◆ **Exercise brief**:
Only the lines holding the string "Πρωτοδικείου" are needed. Copy each one.

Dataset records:
..............................

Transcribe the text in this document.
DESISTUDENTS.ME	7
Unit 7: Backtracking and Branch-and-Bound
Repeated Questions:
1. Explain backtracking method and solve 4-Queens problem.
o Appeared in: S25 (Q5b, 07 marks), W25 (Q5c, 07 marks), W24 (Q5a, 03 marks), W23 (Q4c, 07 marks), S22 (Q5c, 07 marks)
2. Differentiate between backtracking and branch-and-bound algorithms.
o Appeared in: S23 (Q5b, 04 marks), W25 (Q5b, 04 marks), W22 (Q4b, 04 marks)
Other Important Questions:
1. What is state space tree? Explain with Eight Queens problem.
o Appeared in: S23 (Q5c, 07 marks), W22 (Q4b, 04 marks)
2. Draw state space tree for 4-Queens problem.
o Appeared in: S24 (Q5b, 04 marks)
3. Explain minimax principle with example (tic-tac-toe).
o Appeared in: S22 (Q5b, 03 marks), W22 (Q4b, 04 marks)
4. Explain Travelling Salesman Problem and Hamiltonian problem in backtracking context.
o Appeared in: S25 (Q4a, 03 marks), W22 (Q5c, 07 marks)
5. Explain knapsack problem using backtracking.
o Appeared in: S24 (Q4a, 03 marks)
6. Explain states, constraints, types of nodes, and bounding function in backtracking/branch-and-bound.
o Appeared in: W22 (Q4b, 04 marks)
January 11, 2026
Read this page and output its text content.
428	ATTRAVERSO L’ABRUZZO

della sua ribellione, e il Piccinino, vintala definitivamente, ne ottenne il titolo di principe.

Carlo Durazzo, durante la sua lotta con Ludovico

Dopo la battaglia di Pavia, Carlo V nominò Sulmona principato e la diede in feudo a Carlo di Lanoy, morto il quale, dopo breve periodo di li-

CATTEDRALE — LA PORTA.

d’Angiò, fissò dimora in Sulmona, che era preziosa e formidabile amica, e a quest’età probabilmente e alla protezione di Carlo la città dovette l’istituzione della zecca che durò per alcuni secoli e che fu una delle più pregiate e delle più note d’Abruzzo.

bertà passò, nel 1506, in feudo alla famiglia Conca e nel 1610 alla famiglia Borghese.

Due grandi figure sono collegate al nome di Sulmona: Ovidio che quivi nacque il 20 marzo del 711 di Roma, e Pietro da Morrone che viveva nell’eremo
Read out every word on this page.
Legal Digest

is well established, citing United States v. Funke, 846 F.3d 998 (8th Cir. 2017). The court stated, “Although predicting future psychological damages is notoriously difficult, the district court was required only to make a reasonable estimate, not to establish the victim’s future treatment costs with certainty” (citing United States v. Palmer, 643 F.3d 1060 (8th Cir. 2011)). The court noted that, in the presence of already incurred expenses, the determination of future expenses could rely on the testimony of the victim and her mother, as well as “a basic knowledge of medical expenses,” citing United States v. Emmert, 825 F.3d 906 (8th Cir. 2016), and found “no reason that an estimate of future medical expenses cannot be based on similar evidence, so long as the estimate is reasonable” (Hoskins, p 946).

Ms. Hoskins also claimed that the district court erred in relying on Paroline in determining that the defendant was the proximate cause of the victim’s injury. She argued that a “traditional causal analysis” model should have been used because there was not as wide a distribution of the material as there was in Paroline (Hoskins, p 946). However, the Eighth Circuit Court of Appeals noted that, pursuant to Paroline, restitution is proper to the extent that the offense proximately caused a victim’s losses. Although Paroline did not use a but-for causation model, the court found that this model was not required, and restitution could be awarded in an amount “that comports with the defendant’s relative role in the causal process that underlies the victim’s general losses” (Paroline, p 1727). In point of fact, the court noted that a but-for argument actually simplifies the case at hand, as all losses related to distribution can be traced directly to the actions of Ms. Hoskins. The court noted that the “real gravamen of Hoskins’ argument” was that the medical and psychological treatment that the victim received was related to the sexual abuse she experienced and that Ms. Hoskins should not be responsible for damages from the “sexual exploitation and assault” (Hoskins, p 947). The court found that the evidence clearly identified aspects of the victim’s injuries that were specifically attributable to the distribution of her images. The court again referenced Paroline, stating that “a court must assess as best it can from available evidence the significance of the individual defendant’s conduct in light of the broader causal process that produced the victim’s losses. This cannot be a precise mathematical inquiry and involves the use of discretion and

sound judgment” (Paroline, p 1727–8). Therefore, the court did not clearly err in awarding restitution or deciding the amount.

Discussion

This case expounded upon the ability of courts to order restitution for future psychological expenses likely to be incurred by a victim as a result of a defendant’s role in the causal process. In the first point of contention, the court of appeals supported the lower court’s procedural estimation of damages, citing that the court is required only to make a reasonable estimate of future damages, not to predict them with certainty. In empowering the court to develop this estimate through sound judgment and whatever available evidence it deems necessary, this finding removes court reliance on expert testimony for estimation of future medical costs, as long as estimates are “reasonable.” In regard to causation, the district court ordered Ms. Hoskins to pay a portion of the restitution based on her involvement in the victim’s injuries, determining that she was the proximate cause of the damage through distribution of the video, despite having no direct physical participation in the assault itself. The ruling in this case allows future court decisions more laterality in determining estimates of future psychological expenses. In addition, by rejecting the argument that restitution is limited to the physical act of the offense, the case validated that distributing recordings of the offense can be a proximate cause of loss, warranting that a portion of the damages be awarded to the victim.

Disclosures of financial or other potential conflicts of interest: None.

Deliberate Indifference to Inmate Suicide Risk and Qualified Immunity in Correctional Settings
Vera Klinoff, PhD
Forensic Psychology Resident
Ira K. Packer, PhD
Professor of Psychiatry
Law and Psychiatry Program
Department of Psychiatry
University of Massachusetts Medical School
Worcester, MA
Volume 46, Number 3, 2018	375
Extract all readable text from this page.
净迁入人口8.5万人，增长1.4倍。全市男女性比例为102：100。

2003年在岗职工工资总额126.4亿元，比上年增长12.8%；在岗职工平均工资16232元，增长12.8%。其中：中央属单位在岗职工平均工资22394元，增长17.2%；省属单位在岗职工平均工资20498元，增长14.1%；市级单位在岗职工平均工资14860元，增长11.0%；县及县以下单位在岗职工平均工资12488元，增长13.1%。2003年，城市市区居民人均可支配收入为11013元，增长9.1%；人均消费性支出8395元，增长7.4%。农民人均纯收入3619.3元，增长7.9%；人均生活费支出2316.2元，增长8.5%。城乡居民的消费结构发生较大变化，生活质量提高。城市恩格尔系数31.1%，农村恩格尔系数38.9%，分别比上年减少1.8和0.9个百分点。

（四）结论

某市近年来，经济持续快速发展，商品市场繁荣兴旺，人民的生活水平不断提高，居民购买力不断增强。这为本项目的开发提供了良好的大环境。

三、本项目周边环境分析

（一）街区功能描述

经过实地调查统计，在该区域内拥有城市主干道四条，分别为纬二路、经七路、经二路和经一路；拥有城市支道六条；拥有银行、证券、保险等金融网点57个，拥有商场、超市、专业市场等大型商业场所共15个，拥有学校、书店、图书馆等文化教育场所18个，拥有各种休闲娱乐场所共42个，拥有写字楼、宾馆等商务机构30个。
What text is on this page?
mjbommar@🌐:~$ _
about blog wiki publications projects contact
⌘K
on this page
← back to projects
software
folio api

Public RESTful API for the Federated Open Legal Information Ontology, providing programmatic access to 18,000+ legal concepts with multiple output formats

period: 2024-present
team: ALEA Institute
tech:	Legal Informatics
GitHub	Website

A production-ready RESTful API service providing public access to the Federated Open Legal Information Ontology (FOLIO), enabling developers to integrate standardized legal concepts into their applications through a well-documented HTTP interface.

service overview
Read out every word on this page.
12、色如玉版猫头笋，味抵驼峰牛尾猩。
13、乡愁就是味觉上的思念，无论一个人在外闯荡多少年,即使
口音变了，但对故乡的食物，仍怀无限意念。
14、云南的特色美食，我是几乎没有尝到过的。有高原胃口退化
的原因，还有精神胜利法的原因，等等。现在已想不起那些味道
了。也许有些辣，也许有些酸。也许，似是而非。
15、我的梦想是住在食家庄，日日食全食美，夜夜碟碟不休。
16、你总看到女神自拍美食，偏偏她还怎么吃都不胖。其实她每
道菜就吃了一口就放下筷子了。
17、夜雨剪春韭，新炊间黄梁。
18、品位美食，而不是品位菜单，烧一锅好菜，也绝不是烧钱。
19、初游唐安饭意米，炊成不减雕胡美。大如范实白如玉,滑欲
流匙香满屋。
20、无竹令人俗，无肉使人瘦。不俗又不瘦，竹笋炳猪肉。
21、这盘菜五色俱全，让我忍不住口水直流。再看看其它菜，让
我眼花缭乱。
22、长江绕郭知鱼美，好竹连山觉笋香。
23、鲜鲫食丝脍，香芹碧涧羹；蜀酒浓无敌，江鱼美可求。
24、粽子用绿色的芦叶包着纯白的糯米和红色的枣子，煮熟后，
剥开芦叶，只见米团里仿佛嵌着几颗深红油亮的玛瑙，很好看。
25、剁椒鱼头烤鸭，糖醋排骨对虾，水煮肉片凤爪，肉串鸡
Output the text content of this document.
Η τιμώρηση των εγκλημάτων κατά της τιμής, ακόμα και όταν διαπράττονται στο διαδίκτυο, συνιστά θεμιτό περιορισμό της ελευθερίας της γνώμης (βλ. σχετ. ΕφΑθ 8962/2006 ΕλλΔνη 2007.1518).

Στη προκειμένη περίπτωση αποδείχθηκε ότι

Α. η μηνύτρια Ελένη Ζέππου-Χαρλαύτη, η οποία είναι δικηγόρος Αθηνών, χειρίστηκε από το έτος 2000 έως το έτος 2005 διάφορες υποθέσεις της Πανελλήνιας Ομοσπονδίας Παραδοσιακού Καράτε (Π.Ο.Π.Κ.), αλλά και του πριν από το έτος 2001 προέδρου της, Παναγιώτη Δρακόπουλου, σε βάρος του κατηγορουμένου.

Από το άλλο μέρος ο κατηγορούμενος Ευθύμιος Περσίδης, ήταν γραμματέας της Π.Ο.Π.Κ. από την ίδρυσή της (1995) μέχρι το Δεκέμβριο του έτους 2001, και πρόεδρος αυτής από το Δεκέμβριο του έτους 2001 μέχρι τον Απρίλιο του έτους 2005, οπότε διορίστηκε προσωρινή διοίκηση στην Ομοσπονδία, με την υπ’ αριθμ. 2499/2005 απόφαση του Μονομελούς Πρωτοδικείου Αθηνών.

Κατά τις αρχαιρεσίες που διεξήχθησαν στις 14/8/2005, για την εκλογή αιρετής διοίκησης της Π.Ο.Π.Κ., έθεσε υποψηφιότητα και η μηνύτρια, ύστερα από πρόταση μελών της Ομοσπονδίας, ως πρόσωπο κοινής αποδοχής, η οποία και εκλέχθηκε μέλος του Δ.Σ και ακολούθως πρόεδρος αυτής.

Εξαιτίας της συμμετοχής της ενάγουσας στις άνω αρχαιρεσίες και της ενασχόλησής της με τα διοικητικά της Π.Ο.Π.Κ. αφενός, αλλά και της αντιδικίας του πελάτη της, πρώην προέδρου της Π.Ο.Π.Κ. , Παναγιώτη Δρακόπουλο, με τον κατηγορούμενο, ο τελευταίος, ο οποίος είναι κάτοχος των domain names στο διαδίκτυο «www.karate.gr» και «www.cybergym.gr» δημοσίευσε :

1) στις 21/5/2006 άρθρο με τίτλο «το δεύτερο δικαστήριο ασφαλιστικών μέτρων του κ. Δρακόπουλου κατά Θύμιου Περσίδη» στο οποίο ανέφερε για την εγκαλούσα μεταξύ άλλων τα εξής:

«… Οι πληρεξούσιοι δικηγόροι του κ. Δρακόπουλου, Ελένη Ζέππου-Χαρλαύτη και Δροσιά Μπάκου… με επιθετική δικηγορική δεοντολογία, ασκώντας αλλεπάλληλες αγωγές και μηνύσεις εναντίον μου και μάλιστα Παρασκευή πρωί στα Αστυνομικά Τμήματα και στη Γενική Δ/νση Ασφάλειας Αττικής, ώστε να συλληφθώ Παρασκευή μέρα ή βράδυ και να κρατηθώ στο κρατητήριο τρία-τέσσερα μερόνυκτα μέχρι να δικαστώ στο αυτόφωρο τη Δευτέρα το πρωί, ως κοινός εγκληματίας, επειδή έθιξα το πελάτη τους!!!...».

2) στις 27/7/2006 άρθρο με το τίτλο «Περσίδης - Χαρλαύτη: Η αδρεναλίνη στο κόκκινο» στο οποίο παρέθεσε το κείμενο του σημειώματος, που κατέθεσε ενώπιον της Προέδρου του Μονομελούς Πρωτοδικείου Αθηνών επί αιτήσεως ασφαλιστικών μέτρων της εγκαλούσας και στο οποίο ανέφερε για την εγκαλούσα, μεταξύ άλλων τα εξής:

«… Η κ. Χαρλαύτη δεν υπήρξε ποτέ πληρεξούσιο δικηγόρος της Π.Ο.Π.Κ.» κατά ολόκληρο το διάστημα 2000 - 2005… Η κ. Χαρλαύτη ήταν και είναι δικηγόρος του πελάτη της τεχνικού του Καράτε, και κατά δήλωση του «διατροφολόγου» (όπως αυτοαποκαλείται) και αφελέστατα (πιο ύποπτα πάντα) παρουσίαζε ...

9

..............................

◆ **Result of this exercise**:
Από το άλλο μέρος ο κατηγορούμενος Ευθύμιος Περσίδης, ήταν γραμματέας της Π.Ο.Π.Κ. από την ίδρυσή της (1995) μέχρι το Δεκέμβριο του έτους 2001, και πρόεδρος αυτής από το Δεκέμβριο του έτους 2001 μέχρι τον Απρίλιο του έτους 2005, οπότε διορίστηκε προσωρινή διοίκηση στην Ομοσπονδία, με την υπ’ αριθμ. 2499/2005 απόφαση του Μονομελούς Πρωτοδικείου Αθηνών.
2) στις 27/7/2006 άρθρο με το τίτλο «Περσίδης - Χαρλαύτη: Η αδρεναλίνη στο κόκκινο» στο οποίο παρέθεσε το κείμενο του σημειώματος, που κατέθεσε ενώπιον της Προέδρου του Μονομελούς Πρωτοδικείου Αθηνών επί αιτήσεως ασφαλιστικών μέτρων της εγκαλούσας και στο οποίο ανέφερε για την εγκαλούσα, μεταξύ άλλων τα εξής:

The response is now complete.